--- BEGIN Given records ---

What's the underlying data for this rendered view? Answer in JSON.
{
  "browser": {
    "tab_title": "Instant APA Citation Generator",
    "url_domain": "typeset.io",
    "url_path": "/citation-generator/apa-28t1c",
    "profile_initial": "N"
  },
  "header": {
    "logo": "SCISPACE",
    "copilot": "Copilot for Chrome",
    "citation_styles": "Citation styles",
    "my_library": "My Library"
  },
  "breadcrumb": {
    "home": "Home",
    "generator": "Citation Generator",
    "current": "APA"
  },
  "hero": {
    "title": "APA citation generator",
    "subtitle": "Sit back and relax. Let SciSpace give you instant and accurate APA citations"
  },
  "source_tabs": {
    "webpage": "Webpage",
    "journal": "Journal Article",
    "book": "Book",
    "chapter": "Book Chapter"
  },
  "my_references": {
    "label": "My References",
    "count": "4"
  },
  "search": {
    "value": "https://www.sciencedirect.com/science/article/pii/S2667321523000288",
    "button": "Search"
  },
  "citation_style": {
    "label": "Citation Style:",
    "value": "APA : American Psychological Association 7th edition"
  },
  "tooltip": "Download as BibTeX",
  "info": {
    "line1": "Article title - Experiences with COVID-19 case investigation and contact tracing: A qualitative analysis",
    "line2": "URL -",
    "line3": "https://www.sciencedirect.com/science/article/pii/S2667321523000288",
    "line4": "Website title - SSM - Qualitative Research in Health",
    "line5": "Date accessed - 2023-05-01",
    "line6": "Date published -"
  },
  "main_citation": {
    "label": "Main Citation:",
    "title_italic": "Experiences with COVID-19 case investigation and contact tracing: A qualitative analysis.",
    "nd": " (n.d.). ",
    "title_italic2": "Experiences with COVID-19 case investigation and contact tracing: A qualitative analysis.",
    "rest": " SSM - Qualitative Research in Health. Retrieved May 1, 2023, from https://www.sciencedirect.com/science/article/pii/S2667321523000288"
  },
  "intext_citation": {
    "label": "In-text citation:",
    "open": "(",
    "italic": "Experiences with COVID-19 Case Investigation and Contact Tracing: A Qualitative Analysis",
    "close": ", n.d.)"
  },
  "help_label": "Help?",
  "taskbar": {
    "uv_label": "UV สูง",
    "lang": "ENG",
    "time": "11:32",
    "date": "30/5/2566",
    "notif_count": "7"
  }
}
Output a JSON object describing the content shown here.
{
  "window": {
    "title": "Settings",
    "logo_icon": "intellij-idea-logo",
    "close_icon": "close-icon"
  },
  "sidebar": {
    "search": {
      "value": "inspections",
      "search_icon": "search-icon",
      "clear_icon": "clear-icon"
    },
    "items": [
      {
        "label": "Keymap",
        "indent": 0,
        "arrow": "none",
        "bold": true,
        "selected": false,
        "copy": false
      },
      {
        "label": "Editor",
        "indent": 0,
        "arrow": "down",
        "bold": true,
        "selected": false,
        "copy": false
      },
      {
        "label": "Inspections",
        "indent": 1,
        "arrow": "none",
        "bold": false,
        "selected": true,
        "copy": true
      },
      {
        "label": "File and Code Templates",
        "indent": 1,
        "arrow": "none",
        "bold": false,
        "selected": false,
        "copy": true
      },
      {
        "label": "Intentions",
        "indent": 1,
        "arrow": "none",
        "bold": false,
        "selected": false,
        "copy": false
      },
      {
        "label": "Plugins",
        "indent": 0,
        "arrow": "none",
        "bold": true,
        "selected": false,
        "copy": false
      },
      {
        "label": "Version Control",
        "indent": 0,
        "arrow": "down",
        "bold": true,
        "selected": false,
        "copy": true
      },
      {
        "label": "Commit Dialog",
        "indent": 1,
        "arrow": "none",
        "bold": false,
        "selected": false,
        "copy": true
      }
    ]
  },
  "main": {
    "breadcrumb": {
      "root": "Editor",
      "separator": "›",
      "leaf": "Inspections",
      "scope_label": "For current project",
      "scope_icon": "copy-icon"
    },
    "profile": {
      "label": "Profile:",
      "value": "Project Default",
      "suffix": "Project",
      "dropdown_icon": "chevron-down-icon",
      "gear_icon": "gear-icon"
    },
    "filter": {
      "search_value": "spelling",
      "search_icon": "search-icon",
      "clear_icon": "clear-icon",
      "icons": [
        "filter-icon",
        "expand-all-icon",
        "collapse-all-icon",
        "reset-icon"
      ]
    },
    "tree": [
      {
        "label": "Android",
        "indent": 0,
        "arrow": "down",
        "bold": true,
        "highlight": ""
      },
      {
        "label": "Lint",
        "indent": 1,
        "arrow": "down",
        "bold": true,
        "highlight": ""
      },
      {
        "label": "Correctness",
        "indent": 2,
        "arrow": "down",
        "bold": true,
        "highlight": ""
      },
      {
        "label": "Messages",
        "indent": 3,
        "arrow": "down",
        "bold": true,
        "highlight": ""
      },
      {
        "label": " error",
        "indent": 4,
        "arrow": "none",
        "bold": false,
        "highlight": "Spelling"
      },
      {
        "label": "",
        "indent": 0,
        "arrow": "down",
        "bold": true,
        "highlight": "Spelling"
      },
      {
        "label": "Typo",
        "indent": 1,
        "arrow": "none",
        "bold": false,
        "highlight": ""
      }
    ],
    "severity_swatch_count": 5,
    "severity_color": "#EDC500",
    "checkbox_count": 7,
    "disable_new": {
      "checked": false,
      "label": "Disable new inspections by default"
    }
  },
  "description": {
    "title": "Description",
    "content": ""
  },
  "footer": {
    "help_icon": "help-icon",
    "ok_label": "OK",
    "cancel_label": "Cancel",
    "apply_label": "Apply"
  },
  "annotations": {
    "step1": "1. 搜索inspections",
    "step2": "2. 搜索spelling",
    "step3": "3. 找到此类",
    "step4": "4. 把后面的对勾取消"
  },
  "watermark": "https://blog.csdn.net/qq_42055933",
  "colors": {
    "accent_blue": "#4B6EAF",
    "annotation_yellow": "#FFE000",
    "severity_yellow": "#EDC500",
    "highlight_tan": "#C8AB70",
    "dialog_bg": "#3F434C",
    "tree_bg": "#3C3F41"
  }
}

--- END Given records ---

▶ **Task directions**
Transcribe all of the material exactly. Omit nothing.

▶ **Exercise response**
What's the underlying data for this rendered view? Answer in JSON.
{
  "browser": {
    "tab_title": "Instant APA Citation Generator",
    "url_domain": "typeset.io",
    "url_path": "/citation-generator/apa-28t1c",
    "profile_initial": "N"
  },
  "header": {
    "logo": "SCISPACE",
    "copilot": "Copilot for Chrome",
    "citation_styles": "Citation styles",
    "my_library": "My Library"
  },
  "breadcrumb": {
    "home": "Home",
    "generator": "Citation Generator",
    "current": "APA"
  },
  "hero": {
    "title": "APA citation generator",
    "subtitle": "Sit back and relax. Let SciSpace give you instant and accurate APA citations"
  },
  "source_tabs": {
    "webpage": "Webpage",
    "journal": "Journal Article",
    "book": "Book",
    "chapter": "Book Chapter"
  },
  "my_references": {
    "label": "My References",
    "count": "4"
  },
  "search": {
    "value": "https://www.sciencedirect.com/science/article/pii/S2667321523000288",
    "button": "Search"
  },
  "citation_style": {
    "label": "Citation Style:",
    "value": "APA : American Psychological Association 7th edition"
  },
  "tooltip": "Download as BibTeX",
  "info": {
    "line1": "Article title - Experiences with COVID-19 case investigation and contact tracing: A qualitative analysis",
    "line2": "URL -",
    "line3": "https://www.sciencedirect.com/science/article/pii/S2667321523000288",
    "line4": "Website title - SSM - Qualitative Research in Health",
    "line5": "Date accessed - 2023-05-01",
    "line6": "Date published -"
  },
  "main_citation": {
    "label": "Main Citation:",
    "title_italic": "Experiences with COVID-19 case investigation and contact tracing: A qualitative analysis.",
    "nd": " (n.d.). ",
    "title_italic2": "Experiences with COVID-19 case investigation and contact tracing: A qualitative analysis.",
    "rest": " SSM - Qualitative Research in Health. Retrieved May 1, 2023, from https://www.sciencedirect.com/science/article/pii/S2667321523000288"
  },
  "intext_citation": {
    "label": "In-text citation:",
    "open": "(",
    "italic": "Experiences with COVID-19 Case Investigation and Contact Tracing: A Qualitative Analysis",
    "close": ", n.d.)"
  },
  "help_label": "Help?",
  "taskbar": {
    "uv_label": "UV สูง",
    "lang": "ENG",
    "time": "11:32",
    "date": "30/5/2566",
    "notif_count": "7"
  }
}
Output a JSON object describing the content shown here.
{
  "window": {
    "title": "Settings",
    "logo_icon": "intellij-idea-logo",
    "close_icon": "close-icon"
  },
  "sidebar": {
    "search": {
      "value": "inspections",
      "search_icon": "search-icon",
      "clear_icon": "clear-icon"
    },
    "items": [
      {
        "label": "Keymap",
        "indent": 0,
        "arrow": "none",
        "bold": true,
        "selected": false,
        "copy": false
      },
      {
        "label": "Editor",
        "indent": 0,
        "arrow": "down",
        "bold": true,
        "selected": false,
        "copy": false
      },
      {
        "label": "Inspections",
        "indent": 1,
        "arrow": "none",
        "bold": false,
        "selected": true,
        "copy": true
      },
      {
        "label": "File and Code Templates",
        "indent": 1,
        "arrow": "none",
        "bold": false,
        "selected": false,
        "copy": true
      },
      {
        "label": "Intentions",
        "indent": 1,
        "arrow": "none",
        "bold": false,
        "selected": false,
        "copy": false
      },
      {
        "label": "Plugins",
        "indent": 0,
        "arrow": "none",
        "bold": true,
        "selected": false,
        "copy": false
      },
      {
        "label": "Version Control",
        "indent": 0,
        "arrow": "down",
        "bold": true,
        "selected": false,
        "copy": true
      },
      {
        "label": "Commit Dialog",
        "indent": 1,
        "arrow": "none",
        "bold": false,
        "selected": false,
        "copy": true
      }
    ]
  },
  "main": {
    "breadcrumb": {
      "root": "Editor",
      "separator": "›",
      "leaf": "Inspections",
      "scope_label": "For current project",
      "scope_icon": "copy-icon"
    },
    "profile": {
      "label": "Profile:",
      "value": "Project Default",
      "suffix": "Project",
      "dropdown_icon": "chevron-down-icon",
      "gear_icon": "gear-icon"
    },
    "filter": {
      "search_value": "spelling",
      "search_icon": "search-icon",
      "clear_icon": "clear-icon",
      "icons": [
        "filter-icon",
        "expand-all-icon",
        "collapse-all-icon",
        "reset-icon"
      ]
    },
    "tree": [
      {
        "label": "Android",
        "indent": 0,
        "arrow": "down",
        "bold": true,
        "highlight": ""
      },
      {
        "label": "Lint",
        "indent": 1,
        "arrow": "down",
        "bold": true,
        "highlight": ""
      },
      {
        "label": "Correctness",
        "indent": 2,
        "arrow": "down",
        "bold": true,
        "highlight": ""
      },
      {
        "label": "Messages",
        "indent": 3,
        "arrow": "down",
        "bold": true,
        "highlight": ""
      },
      {
        "label": " error",
        "indent": 4,
        "arrow": "none",
        "bold": false,
        "highlight": "Spelling"
      },
      {
        "label": "",
        "indent": 0,
        "arrow": "down",
        "bold": true,
        "highlight": "Spelling"
      },
      {
        "label": "Typo",
        "indent": 1,
        "arrow": "none",
        "bold": false,
        "highlight": ""
      }
    ],
    "severity_swatch_count": 5,
    "severity_color": "#EDC500",
    "checkbox_count": 7,
    "disable_new": {
      "checked": false,
      "label": "Disable new inspections by default"
    }
  },
  "description": {
    "title": "Description",
    "content": ""
  },
  "footer": {
    "help_icon": "help-icon",
    "ok_label": "OK",
    "cancel_label": "Cancel",
    "apply_label": "Apply"
  },
  "annotations": {
    "step1": "1. 搜索inspections",
    "step2": "2. 搜索spelling",
    "step3": "3. 找到此类",
    "step4": "4. 把后面的对勾取消"
  },
  "watermark": "https://blog.csdn.net/qq_42055933",
  "colors": {
    "accent_blue": "#4B6EAF",
    "annotation_yellow": "#FFE000",
    "severity_yellow": "#EDC500",
    "highlight_tan": "#C8AB70",
    "dialog_bg": "#3F434C",
    "tree_bg": "#3C3F41"
  }
}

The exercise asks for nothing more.